> _Given task_:
Keep the pictures out and restate every record exactly.

★ ★ ★ ★ ★ ★ ★

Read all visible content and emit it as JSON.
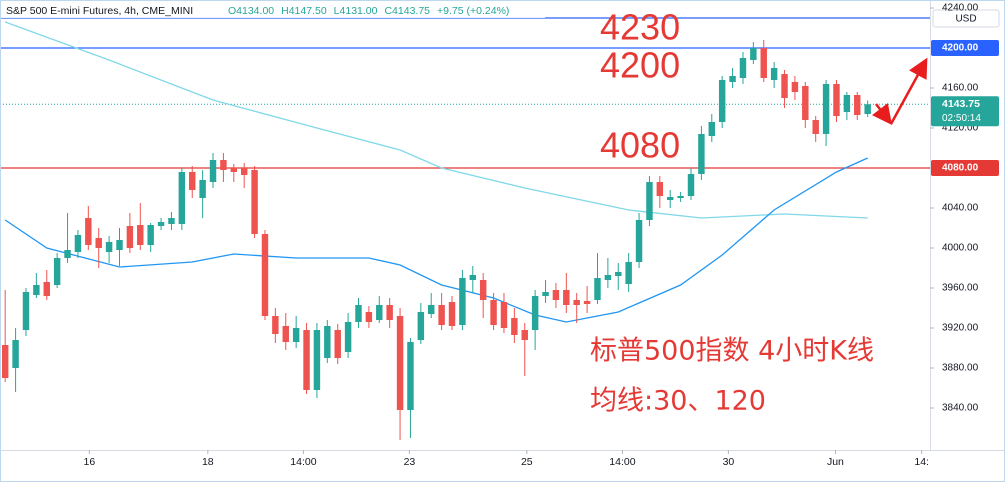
{
  "chart_data": {
    "type": "candlestick",
    "symbol": "S&P 500 E-mini Futures, 4h, CME_MINI",
    "ohlc_text": [
      "O4134.00",
      "H4147.50",
      "L4131.00",
      "C4143.75",
      "+9.75 (+0.24%)"
    ],
    "currency": "USD",
    "up_color": "#26a69a",
    "down_color": "#ef5350",
    "open": [
      3903,
      3880,
      3918,
      3953,
      3966,
      3963,
      3990,
      3996,
      4030,
      4010,
      3996,
      3998,
      4022,
      4023,
      4003,
      4022,
      4024,
      4024,
      4076,
      4050,
      4066,
      4088,
      4080,
      4080,
      4078,
      4014,
      3932,
      3922,
      3906,
      3918,
      3858,
      3890,
      3918,
      3896,
      3926,
      3936,
      3928,
      3943,
      3932,
      3838,
      3908,
      3934,
      3943,
      3946,
      3923,
      3968,
      3968,
      3948,
      3946,
      3930,
      3918,
      3918,
      3952,
      3958,
      3958,
      3948,
      3947,
      3948,
      3968,
      3972,
      3964,
      3986,
      4028,
      4066,
      4048,
      4050,
      4052,
      4074,
      4112,
      4126,
      4166,
      4170,
      4188,
      4200,
      4168,
      4174,
      4166,
      4162,
      4128,
      4114,
      4164,
      4136,
      4153,
      4134
    ],
    "high": [
      3958,
      3920,
      3960,
      3975,
      3978,
      3995,
      4035,
      4018,
      4042,
      4020,
      4012,
      4020,
      4035,
      4045,
      4025,
      4030,
      4036,
      4080,
      4082,
      4078,
      4095,
      4095,
      4084,
      4085,
      4082,
      4018,
      3940,
      3935,
      3932,
      3925,
      3925,
      3928,
      3924,
      3935,
      3950,
      3942,
      3952,
      3950,
      3940,
      3910,
      3945,
      3955,
      3955,
      3952,
      3978,
      3982,
      3975,
      3955,
      3955,
      3940,
      3925,
      3958,
      3968,
      3965,
      3975,
      3955,
      3962,
      3995,
      3990,
      3985,
      3995,
      4035,
      4072,
      4072,
      4058,
      4056,
      4080,
      4122,
      4134,
      4172,
      4180,
      4196,
      4206,
      4208,
      4186,
      4178,
      4172,
      4166,
      4132,
      4168,
      4168,
      4156,
      4156,
      4147.5
    ],
    "low": [
      3866,
      3856,
      3912,
      3950,
      3948,
      3960,
      3985,
      3990,
      3998,
      3980,
      3985,
      3982,
      3995,
      3998,
      3996,
      4018,
      4018,
      4018,
      4050,
      4030,
      4060,
      4066,
      4066,
      4060,
      4010,
      3928,
      3905,
      3898,
      3900,
      3854,
      3850,
      3885,
      3884,
      3890,
      3920,
      3920,
      3925,
      3920,
      3808,
      3810,
      3904,
      3930,
      3918,
      3918,
      3918,
      3955,
      3930,
      3918,
      3915,
      3905,
      3872,
      3898,
      3945,
      3940,
      3935,
      3925,
      3935,
      3944,
      3960,
      3958,
      3956,
      3980,
      4022,
      4040,
      4040,
      4046,
      4048,
      4068,
      4106,
      4120,
      4160,
      4164,
      4184,
      4166,
      4160,
      4140,
      4148,
      4120,
      4106,
      4102,
      4126,
      4128,
      4128,
      4131
    ],
    "close": [
      3870,
      3908,
      3956,
      3963,
      3952,
      3990,
      3998,
      4013,
      4003,
      4000,
      4006,
      4008,
      4000,
      4003,
      4023,
      4026,
      4030,
      4076,
      4058,
      4068,
      4088,
      4078,
      4076,
      4073,
      4014,
      3932,
      3914,
      3906,
      3920,
      3858,
      3918,
      3922,
      3890,
      3926,
      3943,
      3926,
      3943,
      3928,
      3838,
      3906,
      3936,
      3943,
      3923,
      3922,
      3970,
      3973,
      3948,
      3923,
      3920,
      3913,
      3908,
      3952,
      3956,
      3948,
      3943,
      3943,
      3944,
      3970,
      3973,
      3976,
      3986,
      4028,
      4066,
      4052,
      4051,
      4052,
      4074,
      4114,
      4126,
      4168,
      4172,
      4190,
      4200,
      4170,
      4180,
      4150,
      4156,
      4128,
      4114,
      4164,
      4132,
      4153,
      4133,
      4143.75
    ],
    "series": [
      {
        "color": "#80d8e8",
        "x": [
          0,
          10,
          20,
          30,
          38,
          42,
          50,
          60,
          67,
          75,
          83
        ],
        "values": [
          4226,
          4188,
          4148,
          4120,
          4098,
          4080,
          4060,
          4038,
          4030,
          4034,
          4030
        ]
      },
      {
        "color": "#2196f3",
        "x": [
          0,
          4,
          11,
          18,
          22,
          28,
          35,
          38,
          42,
          47,
          51,
          54,
          59,
          65,
          69,
          74,
          80,
          83
        ],
        "values": [
          4028,
          4000,
          3981,
          3986,
          3994,
          3990,
          3990,
          3983,
          3963,
          3950,
          3933,
          3926,
          3936,
          3963,
          3993,
          4038,
          4076,
          4090
        ]
      }
    ],
    "hlines": [
      {
        "value": 4230,
        "color": "#2962ff"
      },
      {
        "value": 4200,
        "color": "#2962ff"
      },
      {
        "value": 4080,
        "color": "#e53935"
      }
    ],
    "price_labels": [
      {
        "value": 4200,
        "label": "4200.00",
        "color": "#2962ff"
      },
      {
        "value": 4080,
        "label": "4080.00",
        "color": "#e53935"
      }
    ],
    "last_price": {
      "value": 4143.75,
      "label": "4143.75",
      "countdown": "02:50:14",
      "color": "#26a69a"
    },
    "annotations": [
      "4230",
      "4200",
      "4080"
    ],
    "notes": [
      "标普500指数 4小时K线",
      "均线:30、120"
    ],
    "ylim": [
      3798,
      4248
    ],
    "yticks": [
      {
        "value": 3840,
        "label": "3840.00"
      },
      {
        "value": 3880,
        "label": "3880.00"
      },
      {
        "value": 3920,
        "label": "3920.00"
      },
      {
        "value": 3960,
        "label": "3960.00"
      },
      {
        "value": 4000,
        "label": "4000.00"
      },
      {
        "value": 4040,
        "label": "4040.00"
      },
      {
        "value": 4080,
        "label": "4080.00"
      },
      {
        "value": 4120,
        "label": "4120.00"
      },
      {
        "value": 4160,
        "label": "4160.00"
      },
      {
        "value": 4200,
        "label": "4200.00"
      },
      {
        "value": 4240,
        "label": "4240.00"
      }
    ],
    "xlim": [
      -0.5,
      89
    ],
    "xticks": [
      {
        "value": 8.1,
        "label": "16"
      },
      {
        "value": 19.5,
        "label": "18"
      },
      {
        "value": 28.7,
        "label": "14:00"
      },
      {
        "value": 38.9,
        "label": "23"
      },
      {
        "value": 50.2,
        "label": "25"
      },
      {
        "value": 59.4,
        "label": "14:00"
      },
      {
        "value": 69.6,
        "label": "30"
      },
      {
        "value": 79.9,
        "label": "Jun"
      },
      {
        "value": 88.2,
        "label": "14:"
      }
    ]
  }
}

★ ★ ★ ★ ★ ★ ★

> _Finished task_:
Read all visible content and emit it as JSON.
{
  "chart_data": {
    "type": "candlestick",
    "symbol": "S&P 500 E-mini Futures, 4h, CME_MINI",
    "ohlc_text": [
      "O4134.00",
      "H4147.50",
      "L4131.00",
      "C4143.75",
      "+9.75 (+0.24%)"
    ],
    "currency": "USD",
    "up_color": "#26a69a",
    "down_color": "#ef5350",
    "open": [
      3903,
      3880,
      3918,
      3953,
      3966,
      3963,
      3990,
      3996,
      4030,
      4010,
      3996,
      3998,
      4022,
      4023,
      4003,
      4022,
      4024,
      4024,
      4076,
      4050,
      4066,
      4088,
      4080,
      4080,
      4078,
      4014,
      3932,
      3922,
      3906,
      3918,
      3858,
      3890,
      3918,
      3896,
      3926,
      3936,
      3928,
      3943,
      3932,
      3838,
      3908,
      3934,
      3943,
      3946,
      3923,
      3968,
      3968,
      3948,
      3946,
      3930,
      3918,
      3918,
      3952,
      3958,
      3958,
      3948,
      3947,
      3948,
      3968,
      3972,
      3964,
      3986,
      4028,
      4066,
      4048,
      4050,
      4052,
      4074,
      4112,
      4126,
      4166,
      4170,
      4188,
      4200,
      4168,
      4174,
      4166,
      4162,
      4128,
      4114,
      4164,
      4136,
      4153,
      4134
    ],
    "high": [
      3958,
      3920,
      3960,
      3975,
      3978,
      3995,
      4035,
      4018,
      4042,
      4020,
      4012,
      4020,
      4035,
      4045,
      4025,
      4030,
      4036,
      4080,
      4082,
      4078,
      4095,
      4095,
      4084,
      4085,
      4082,
      4018,
      3940,
      3935,
      3932,
      3925,
      3925,
      3928,
      3924,
      3935,
      3950,
      3942,
      3952,
      3950,
      3940,
      3910,
      3945,
      3955,
      3955,
      3952,
      3978,
      3982,
      3975,
      3955,
      3955,
      3940,
      3925,
      3958,
      3968,
      3965,
      3975,
      3955,
      3962,
      3995,
      3990,
      3985,
      3995,
      4035,
      4072,
      4072,
      4058,
      4056,
      4080,
      4122,
      4134,
      4172,
      4180,
      4196,
      4206,
      4208,
      4186,
      4178,
      4172,
      4166,
      4132,
      4168,
      4168,
      4156,
      4156,
      4147.5
    ],
    "low": [
      3866,
      3856,
      3912,
      3950,
      3948,
      3960,
      3985,
      3990,
      3998,
      3980,
      3985,
      3982,
      3995,
      3998,
      3996,
      4018,
      4018,
      4018,
      4050,
      4030,
      4060,
      4066,
      4066,
      4060,
      4010,
      3928,
      3905,
      3898,
      3900,
      3854,
      3850,
      3885,
      3884,
      3890,
      3920,
      3920,
      3925,
      3920,
      3808,
      3810,
      3904,
      3930,
      3918,
      3918,
      3918,
      3955,
      3930,
      3918,
      3915,
      3905,
      3872,
      3898,
      3945,
      3940,
      3935,
      3925,
      3935,
      3944,
      3960,
      3958,
      3956,
      3980,
      4022,
      4040,
      4040,
      4046,
      4048,
      4068,
      4106,
      4120,
      4160,
      4164,
      4184,
      4166,
      4160,
      4140,
      4148,
      4120,
      4106,
      4102,
      4126,
      4128,
      4128,
      4131
    ],
    "close": [
      3870,
      3908,
      3956,
      3963,
      3952,
      3990,
      3998,
      4013,
      4003,
      4000,
      4006,
      4008,
      4000,
      4003,
      4023,
      4026,
      4030,
      4076,
      4058,
      4068,
      4088,
      4078,
      4076,
      4073,
      4014,
      3932,
      3914,
      3906,
      3920,
      3858,
      3918,
      3922,
      3890,
      3926,
      3943,
      3926,
      3943,
      3928,
      3838,
      3906,
      3936,
      3943,
      3923,
      3922,
      3970,
      3973,
      3948,
      3923,
      3920,
      3913,
      3908,
      3952,
      3956,
      3948,
      3943,
      3943,
      3944,
      3970,
      3973,
      3976,
      3986,
      4028,
      4066,
      4052,
      4051,
      4052,
      4074,
      4114,
      4126,
      4168,
      4172,
      4190,
      4200,
      4170,
      4180,
      4150,
      4156,
      4128,
      4114,
      4164,
      4132,
      4153,
      4133,
      4143.75
    ],
    "series": [
      {
        "color": "#80d8e8",
        "x": [
          0,
          10,
          20,
          30,
          38,
          42,
          50,
          60,
          67,
          75,
          83
        ],
        "values": [
          4226,
          4188,
          4148,
          4120,
          4098,
          4080,
          4060,
          4038,
          4030,
          4034,
          4030
        ]
      },
      {
        "color": "#2196f3",
        "x": [
          0,
          4,
          11,
          18,
          22,
          28,
          35,
          38,
          42,
          47,
          51,
          54,
          59,
          65,
          69,
          74,
          80,
          83
        ],
        "values": [
          4028,
          4000,
          3981,
          3986,
          3994,
          3990,
          3990,
          3983,
          3963,
          3950,
          3933,
          3926,
          3936,
          3963,
          3993,
          4038,
          4076,
          4090
        ]
      }
    ],
    "hlines": [
      {
        "value": 4230,
        "color": "#2962ff"
      },
      {
        "value": 4200,
        "color": "#2962ff"
      },
      {
        "value": 4080,
        "color": "#e53935"
      }
    ],
    "price_labels": [
      {
        "value": 4200,
        "label": "4200.00",
        "color": "#2962ff"
      },
      {
        "value": 4080,
        "label": "4080.00",
        "color": "#e53935"
      }
    ],
    "last_price": {
      "value": 4143.75,
      "label": "4143.75",
      "countdown": "02:50:14",
      "color": "#26a69a"
    },
    "annotations": [
      "4230",
      "4200",
      "4080"
    ],
    "notes": [
      "标普500指数 4小时K线",
      "均线:30、120"
    ],
    "ylim": [
      3798,
      4248
    ],
    "yticks": [
      {
        "value": 3840,
        "label": "3840.00"
      },
      {
        "value": 3880,
        "label": "3880.00"
      },
      {
        "value": 3920,
        "label": "3920.00"
      },
      {
        "value": 3960,
        "label": "3960.00"
      },
      {
        "value": 4000,
        "label": "4000.00"
      },
      {
        "value": 4040,
        "label": "4040.00"
      },
      {
        "value": 4080,
        "label": "4080.00"
      },
      {
        "value": 4120,
        "label": "4120.00"
      },
      {
        "value": 4160,
        "label": "4160.00"
      },
      {
        "value": 4200,
        "label": "4200.00"
      },
      {
        "value": 4240,
        "label": "4240.00"
      }
    ],
    "xlim": [
      -0.5,
      89
    ],
    "xticks": [
      {
        "value": 8.1,
        "label": "16"
      },
      {
        "value": 19.5,
        "label": "18"
      },
      {
        "value": 28.7,
        "label": "14:00"
      },
      {
        "value": 38.9,
        "label": "23"
      },
      {
        "value": 50.2,
        "label": "25"
      },
      {
        "value": 59.4,
        "label": "14:00"
      },
      {
        "value": 69.6,
        "label": "30"
      },
      {
        "value": 79.9,
        "label": "Jun"
      },
      {
        "value": 88.2,
        "label": "14:"
      }
    ]
  }
}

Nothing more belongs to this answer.